Exercise objective: Copy every line of the listing below without any changes, leaving out the pictures.

Given entries:
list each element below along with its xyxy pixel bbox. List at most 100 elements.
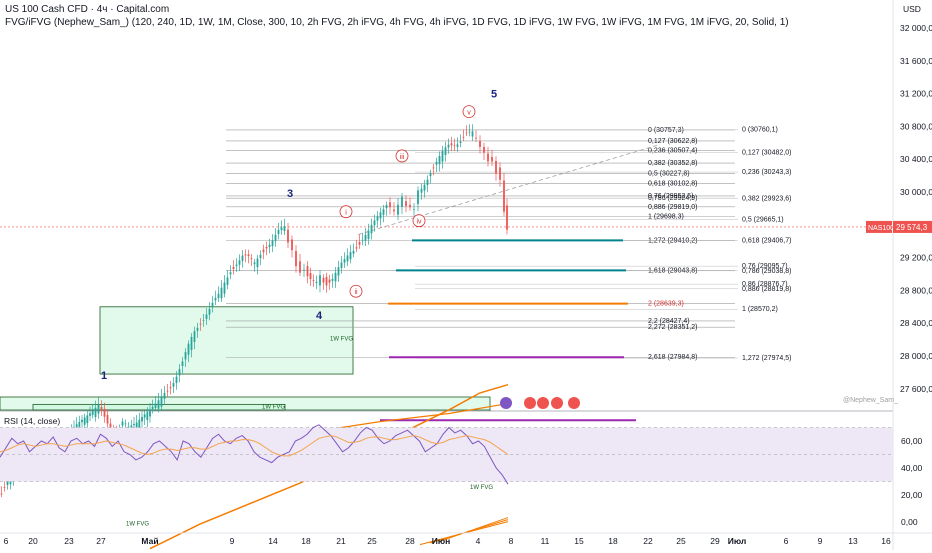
candle-body — [471, 131, 474, 137]
candle-body — [287, 229, 289, 243]
candle-body — [361, 239, 364, 241]
candle-body — [468, 131, 471, 133]
candle-body — [187, 343, 190, 355]
candle-body — [190, 336, 193, 351]
candle-body — [163, 393, 166, 399]
candle-body — [121, 421, 124, 426]
candle-body — [250, 258, 253, 260]
candle-body — [124, 423, 127, 425]
candle-body — [315, 281, 318, 283]
fib-level-label: 0,127 (30482,0) — [742, 149, 791, 156]
time-tick-label: 6 — [784, 536, 789, 546]
candle-body — [193, 331, 196, 342]
candle-body — [83, 417, 86, 425]
candle-body — [78, 421, 81, 427]
candle-body — [417, 190, 419, 205]
candle-body — [3, 487, 6, 489]
fib-level-label: 0,236 (30507,4) — [648, 147, 697, 154]
candle-body — [214, 297, 217, 301]
candle-body — [312, 280, 315, 282]
candle-body — [479, 141, 481, 147]
candle-body — [226, 277, 229, 285]
fvg-zone-label: 1W FVG — [262, 404, 285, 410]
svg-text:iii: iii — [400, 154, 405, 161]
rsi-tick-label: 0,00 — [901, 517, 918, 527]
symbol-tag-label: NAS100 — [868, 225, 894, 232]
watermark: @Nephew_Sam_ — [843, 397, 898, 404]
event-icon — [500, 397, 512, 409]
candle-body — [495, 161, 497, 174]
candle-body — [459, 141, 462, 143]
svg-text:v: v — [467, 110, 471, 117]
candle-body — [143, 414, 146, 418]
time-tick-label: Июл — [728, 536, 747, 546]
candle-body — [340, 262, 343, 268]
candle-body — [94, 407, 97, 418]
candle-body — [184, 352, 187, 360]
candle-body — [373, 220, 376, 226]
candle-body — [154, 403, 157, 408]
candle-body — [385, 205, 388, 209]
candle-body — [444, 147, 447, 156]
candle-body — [401, 196, 403, 207]
candle-body — [456, 144, 459, 147]
fib-level-label: 0,127 (30622,8) — [648, 138, 697, 145]
time-tick-label: 28 — [405, 536, 415, 546]
candle-body — [453, 145, 456, 147]
candle-body — [379, 212, 382, 219]
fib-level-label: 0,382 (30352,8) — [648, 160, 697, 167]
candle-body — [262, 249, 265, 253]
candle-body — [370, 224, 373, 234]
price-tick-label: 32 000,0 — [900, 23, 932, 33]
candle-body — [205, 314, 208, 320]
candle-body — [325, 276, 328, 286]
candle-body — [133, 423, 135, 426]
fib-level-label: 0,618 (30102,8) — [648, 181, 697, 188]
candle-body — [506, 205, 508, 230]
candle-body — [109, 423, 112, 430]
wave-label-v: v — [462, 105, 476, 119]
fib-level-label: 0,886 (29819,0) — [648, 204, 697, 211]
candle-body — [274, 234, 277, 242]
fib-level-label: 1,272 (27974,5) — [742, 355, 791, 362]
fib-level-label: 0,5 (29665,1) — [742, 216, 784, 223]
price-tick-label: 29 200,0 — [900, 253, 932, 263]
candle-body — [141, 416, 143, 422]
candle-body — [220, 287, 223, 299]
svg-text:i: i — [345, 210, 347, 217]
candle-body — [247, 254, 250, 257]
svg-text:iv: iv — [416, 219, 422, 226]
time-tick-label: 29 — [710, 536, 720, 546]
fib-level-label: 0 (30760,1) — [742, 127, 778, 134]
fib-level-label: 0,5 (30227,8) — [648, 170, 690, 177]
candle-body — [81, 419, 83, 423]
candle-body — [423, 184, 426, 191]
candle-body — [319, 275, 321, 286]
candle-body — [135, 422, 138, 428]
price-tick-label: 31 600,0 — [900, 56, 932, 66]
candle-body — [238, 260, 241, 265]
candle-body — [146, 411, 149, 420]
time-tick-label: 6 — [4, 536, 9, 546]
candle-body — [160, 396, 163, 407]
price-tag — [893, 220, 932, 233]
candle-body — [346, 255, 349, 262]
fib-level-label: 2,2 (28427,4) — [648, 318, 690, 325]
rsi-tick-label: 40,00 — [901, 463, 923, 473]
candle-body — [441, 151, 444, 162]
time-tick-label: 23 — [64, 536, 74, 546]
fib-level-label: 2 (28639,3) — [648, 301, 684, 308]
candle-body — [241, 255, 244, 261]
price-tick-label: 28 000,0 — [900, 351, 932, 361]
candle-body — [208, 308, 211, 315]
candle-body — [299, 261, 301, 273]
wave-label-ii: ii — [349, 284, 363, 298]
candle-body — [106, 415, 109, 424]
wave-label-1: 1 — [101, 370, 107, 382]
event-icon — [537, 397, 549, 409]
candle-body — [413, 209, 415, 210]
candle-body — [103, 408, 106, 417]
candle-body — [322, 277, 325, 283]
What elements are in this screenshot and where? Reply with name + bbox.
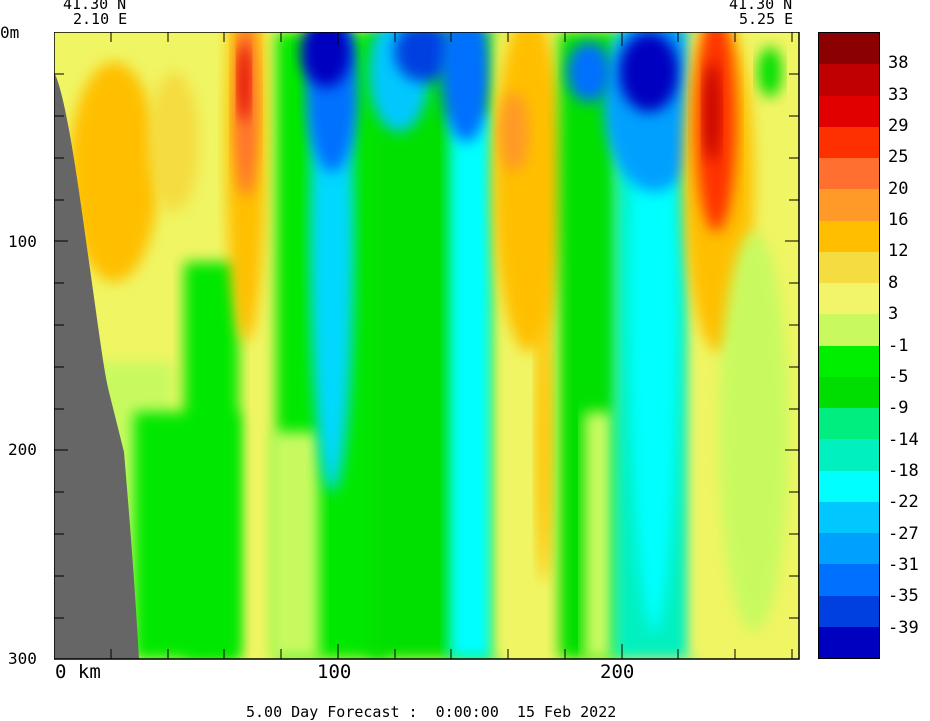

Response to the exercise:
list each element below along with its xyxy pixel bbox. List at most 100 elements.
candle-body — [471, 131, 474, 137]
candle-body — [287, 229, 289, 243]
candle-body — [361, 239, 364, 241]
candle-body — [468, 131, 471, 133]
candle-body — [187, 343, 190, 355]
candle-body — [190, 336, 193, 351]
candle-body — [163, 393, 166, 399]
candle-body — [121, 421, 124, 426]
candle-body — [250, 258, 253, 260]
candle-body — [124, 423, 127, 425]
candle-body — [315, 281, 318, 283]
fib-level-label: 0,127 (30482,0) — [742, 149, 791, 156]
time-tick-label: 6 — [784, 536, 789, 546]
candle-body — [193, 331, 196, 342]
candle-body — [83, 417, 86, 425]
candle-body — [78, 421, 81, 427]
candle-body — [417, 190, 419, 205]
candle-body — [3, 487, 6, 489]
fib-level-label: 0,236 (30507,4) — [648, 147, 697, 154]
candle-body — [214, 297, 217, 301]
candle-body — [312, 280, 315, 282]
candle-body — [479, 141, 481, 147]
candle-body — [226, 277, 229, 285]
fvg-zone-label: 1W FVG — [262, 404, 285, 410]
svg-text:iii: iii — [400, 154, 405, 161]
rsi-tick-label: 0,00 — [901, 517, 918, 527]
symbol-tag-label: NAS100 — [868, 225, 894, 232]
watermark: @Nephew_Sam_ — [843, 397, 898, 404]
event-icon — [500, 397, 512, 409]
candle-body — [495, 161, 497, 174]
candle-body — [459, 141, 462, 143]
svg-text:v: v — [467, 110, 471, 117]
candle-body — [143, 414, 146, 418]
time-tick-label: Июл — [728, 536, 747, 546]
candle-body — [340, 262, 343, 268]
candle-body — [94, 407, 97, 418]
candle-body — [184, 352, 187, 360]
candle-body — [373, 220, 376, 226]
candle-body — [154, 403, 157, 408]
candle-body — [385, 205, 388, 209]
candle-body — [444, 147, 447, 156]
candle-body — [401, 196, 403, 207]
candle-body — [456, 144, 459, 147]
fib-level-label: 0,127 (30622,8) — [648, 138, 697, 145]
time-tick-label: 28 — [405, 536, 415, 546]
candle-body — [453, 145, 456, 147]
candle-body — [379, 212, 382, 219]
fib-level-label: 0,382 (30352,8) — [648, 160, 697, 167]
candle-body — [262, 249, 265, 253]
candle-body — [370, 224, 373, 234]
price-tick-label: 32 000,0 — [900, 23, 932, 33]
candle-body — [205, 314, 208, 320]
candle-body — [325, 276, 328, 286]
candle-body — [133, 423, 135, 426]
fib-level-label: 0,618 (30102,8) — [648, 181, 697, 188]
candle-body — [506, 205, 508, 230]
candle-body — [109, 423, 112, 430]
wave-label-v: v — [462, 105, 476, 119]
fib-level-label: 0,886 (29819,0) — [648, 204, 697, 211]
candle-body — [274, 234, 277, 242]
fib-level-label: 1,272 (27974,5) — [742, 355, 791, 362]
fib-level-label: 0,5 (29665,1) — [742, 216, 784, 223]
price-tick-label: 29 200,0 — [900, 253, 932, 263]
candle-body — [141, 416, 143, 422]
candle-body — [220, 287, 223, 299]
svg-text:i: i — [345, 210, 347, 217]
candle-body — [247, 254, 250, 257]
svg-text:iv: iv — [416, 219, 422, 226]
time-tick-label: 29 — [710, 536, 720, 546]
fib-level-label: 0 (30760,1) — [742, 127, 778, 134]
fib-level-label: 0,5 (30227,8) — [648, 170, 690, 177]
candle-body — [81, 419, 83, 423]
candle-body — [423, 184, 426, 191]
candle-body — [319, 275, 321, 286]
candle-body — [135, 422, 138, 428]
price-tick-label: 31 600,0 — [900, 56, 932, 66]
candle-body — [238, 260, 241, 265]
candle-body — [146, 411, 149, 420]
time-tick-label: 6 — [4, 536, 9, 546]
candle-body — [160, 396, 163, 407]
price-tag — [893, 220, 932, 233]
candle-body — [346, 255, 349, 262]
fib-level-label: 2,2 (28427,4) — [648, 318, 690, 325]
rsi-tick-label: 40,00 — [901, 463, 923, 473]
candle-body — [441, 151, 444, 162]
time-tick-label: 23 — [64, 536, 74, 546]
fib-level-label: 2 (28639,3) — [648, 301, 684, 308]
candle-body — [241, 255, 244, 261]
price-tick-label: 28 000,0 — [900, 351, 932, 361]
candle-body — [208, 308, 211, 315]
candle-body — [299, 261, 301, 273]
wave-label-ii: ii — [349, 284, 363, 298]
candle-body — [106, 415, 109, 424]
wave-label-1: 1 — [101, 370, 107, 382]
event-icon — [537, 397, 549, 409]
candle-body — [413, 209, 415, 210]
candle-body — [103, 408, 106, 417]
candle-body — [322, 277, 325, 283]
What elements are in this screenshot and where? Reply with name + bbox.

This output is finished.